**Data for the task:**
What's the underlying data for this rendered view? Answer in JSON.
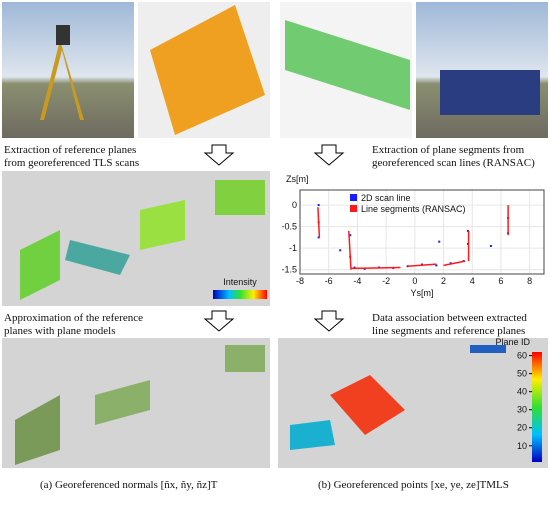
{
  "captions": {
    "tls_extraction": [
      "Extraction of reference planes",
      "from georeferenced TLS scans"
    ],
    "mls_extraction": [
      "Extraction of plane segments from",
      "georeferenced scan lines (RANSAC)"
    ],
    "approximation": [
      "Approximation of the reference",
      "planes with plane models"
    ],
    "association": [
      "Data association between extracted",
      "line segments and reference planes"
    ],
    "panel_a": "(a) Georeferenced normals [ñx, ñy, ñz]T",
    "panel_b": "(b) Georeferenced points [xe, ye, ze]TMLS"
  },
  "colorbars": {
    "intensity": {
      "label": "Intensity"
    },
    "plane_id": {
      "label": "Plane ID",
      "lim": [
        1,
        62
      ],
      "ticks": [
        10,
        20,
        30,
        40,
        50,
        60
      ]
    }
  },
  "chart_data": {
    "type": "scatter-line",
    "xlabel": "Ys[m]",
    "ylabel": "Zs[m]",
    "xlim": [
      -8,
      9
    ],
    "ylim": [
      -1.6,
      0.35
    ],
    "xticks": [
      -8,
      -6,
      -4,
      -2,
      0,
      2,
      4,
      6,
      8
    ],
    "yticks": [
      0,
      -0.5,
      -1,
      -1.5
    ],
    "series": [
      {
        "name": "2D scan line",
        "color": "#1a1aff",
        "x": [
          -6.7,
          -6.7,
          -6.7,
          -4.5,
          -4.5,
          -4.2,
          -3.5,
          -2.5,
          -1.5,
          -0.5,
          0.5,
          1.5,
          2.5,
          3.4,
          3.7,
          3.7,
          6.5,
          6.5,
          -5.2,
          1.7,
          5.3
        ],
        "y": [
          0.0,
          -0.4,
          -0.75,
          -0.7,
          -1.2,
          -1.45,
          -1.48,
          -1.45,
          -1.46,
          -1.42,
          -1.38,
          -1.4,
          -1.35,
          -1.3,
          -0.9,
          -0.6,
          -0.3,
          -0.65,
          -1.05,
          -0.85,
          -0.95
        ]
      },
      {
        "name": "Line segments (RANSAC)",
        "color": "#ff1a1a",
        "x": [
          -6.75,
          -6.65,
          null,
          -4.6,
          -4.45,
          null,
          -4.4,
          -1.0,
          null,
          -0.5,
          1.5,
          null,
          2.0,
          3.5,
          null,
          3.75,
          3.75,
          null,
          6.5,
          6.5
        ],
        "y": [
          -0.05,
          -0.75,
          null,
          -0.6,
          -1.5,
          null,
          -1.47,
          -1.45,
          null,
          -1.42,
          -1.37,
          null,
          -1.4,
          -1.3,
          null,
          -0.6,
          -1.3,
          null,
          0.0,
          -0.7
        ]
      }
    ]
  }
}
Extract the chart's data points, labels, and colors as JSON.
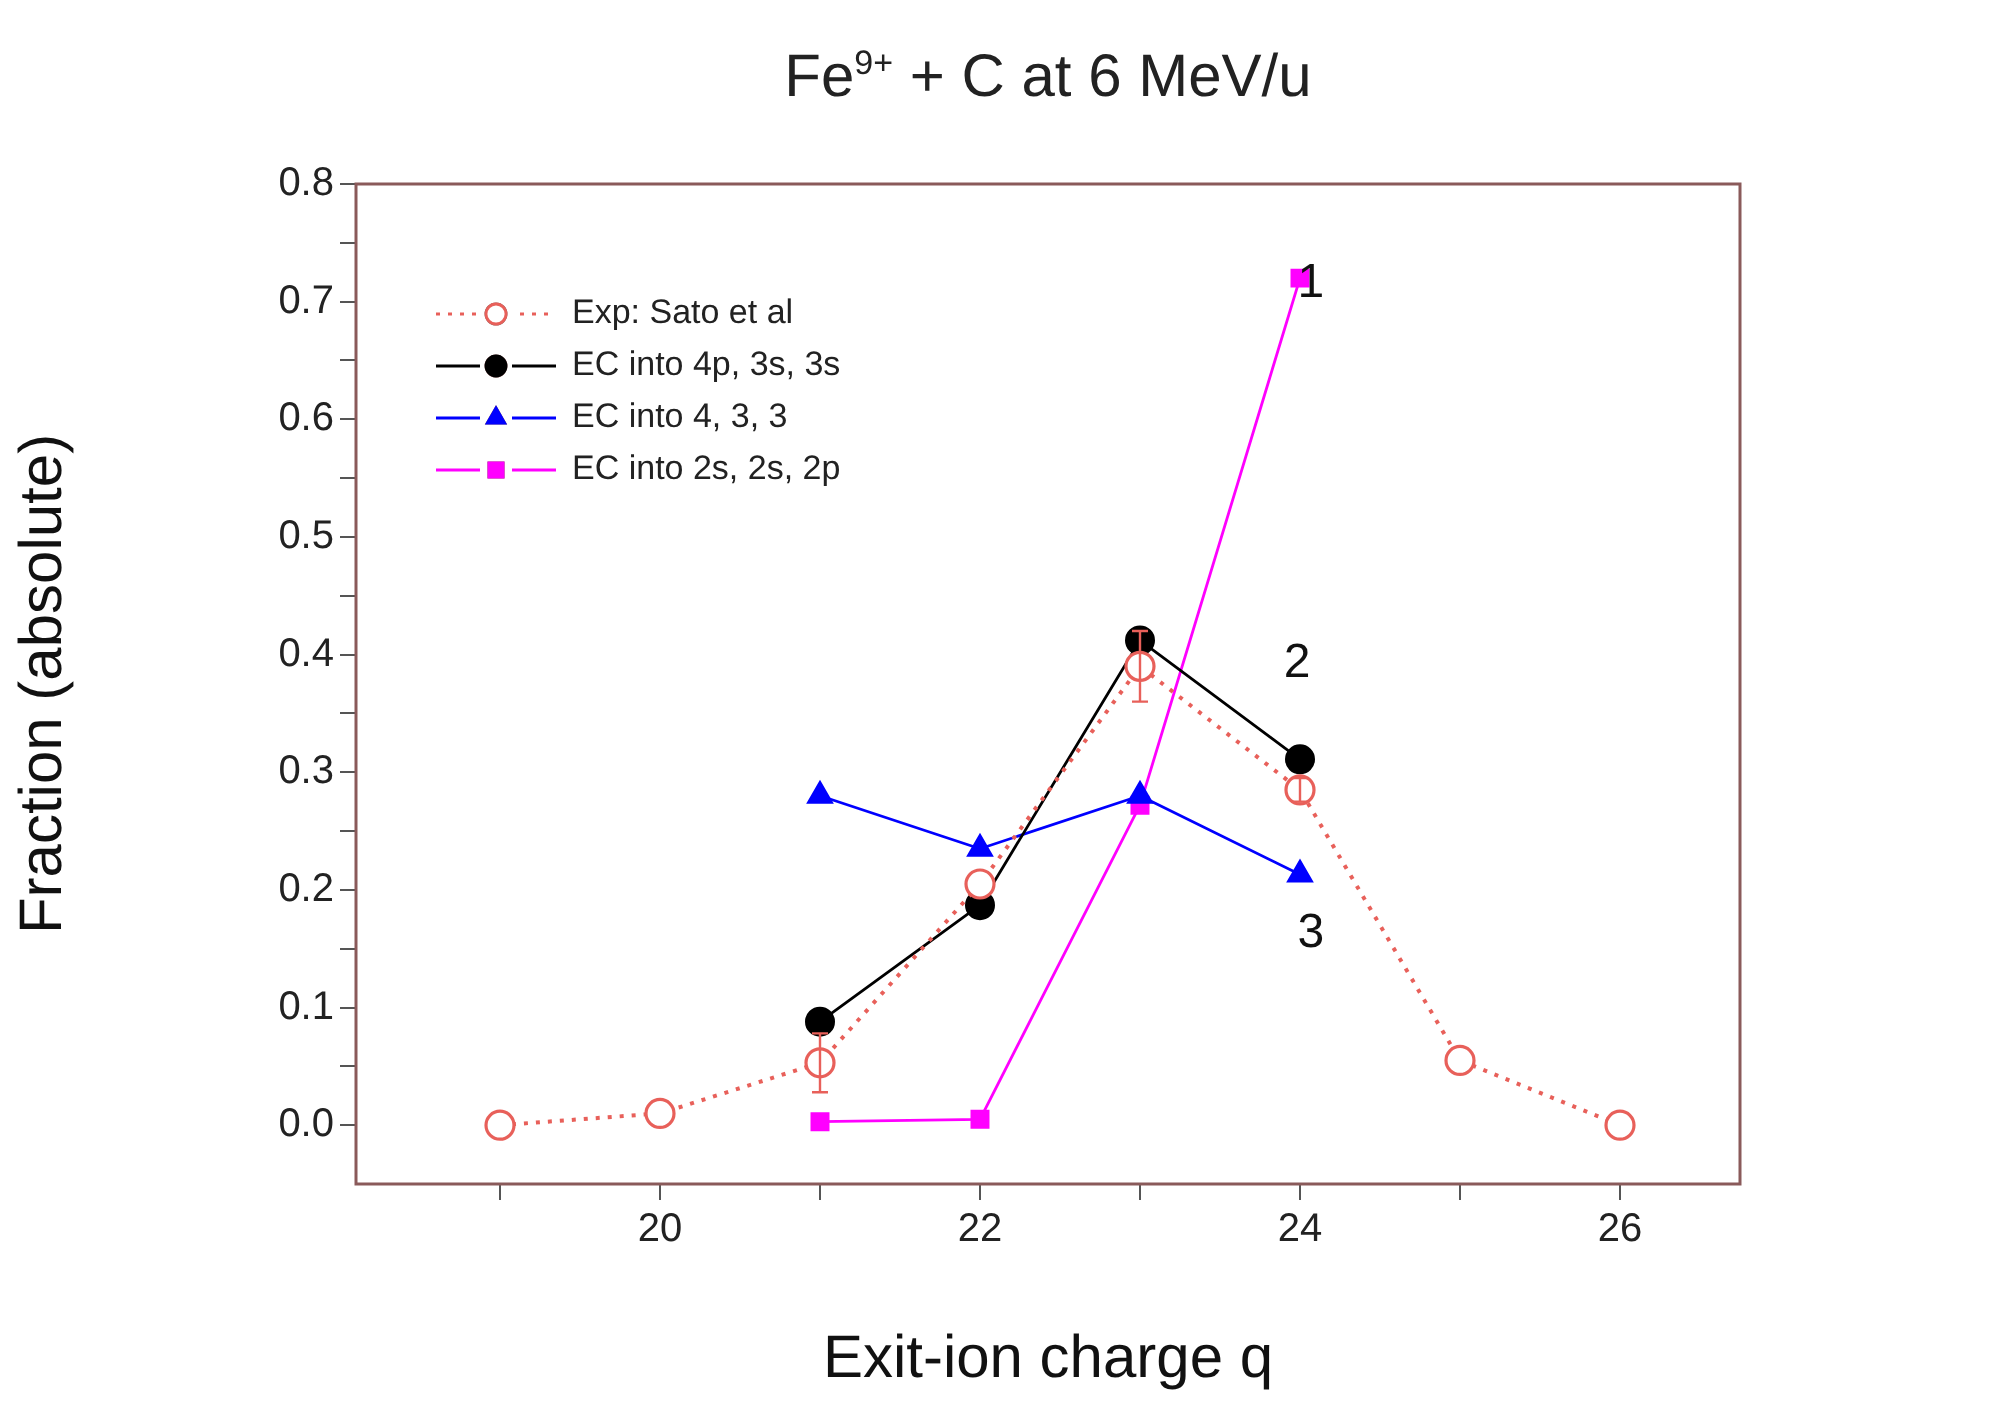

**Task to complete:** From the entries above, extract every line where the word "points" appears.

**Written answer:**
    "panel_b": "(b) Georeferenced points [xe, ye, ze]TMLS"
Extract the chart's data points, labels, and colors as JSON.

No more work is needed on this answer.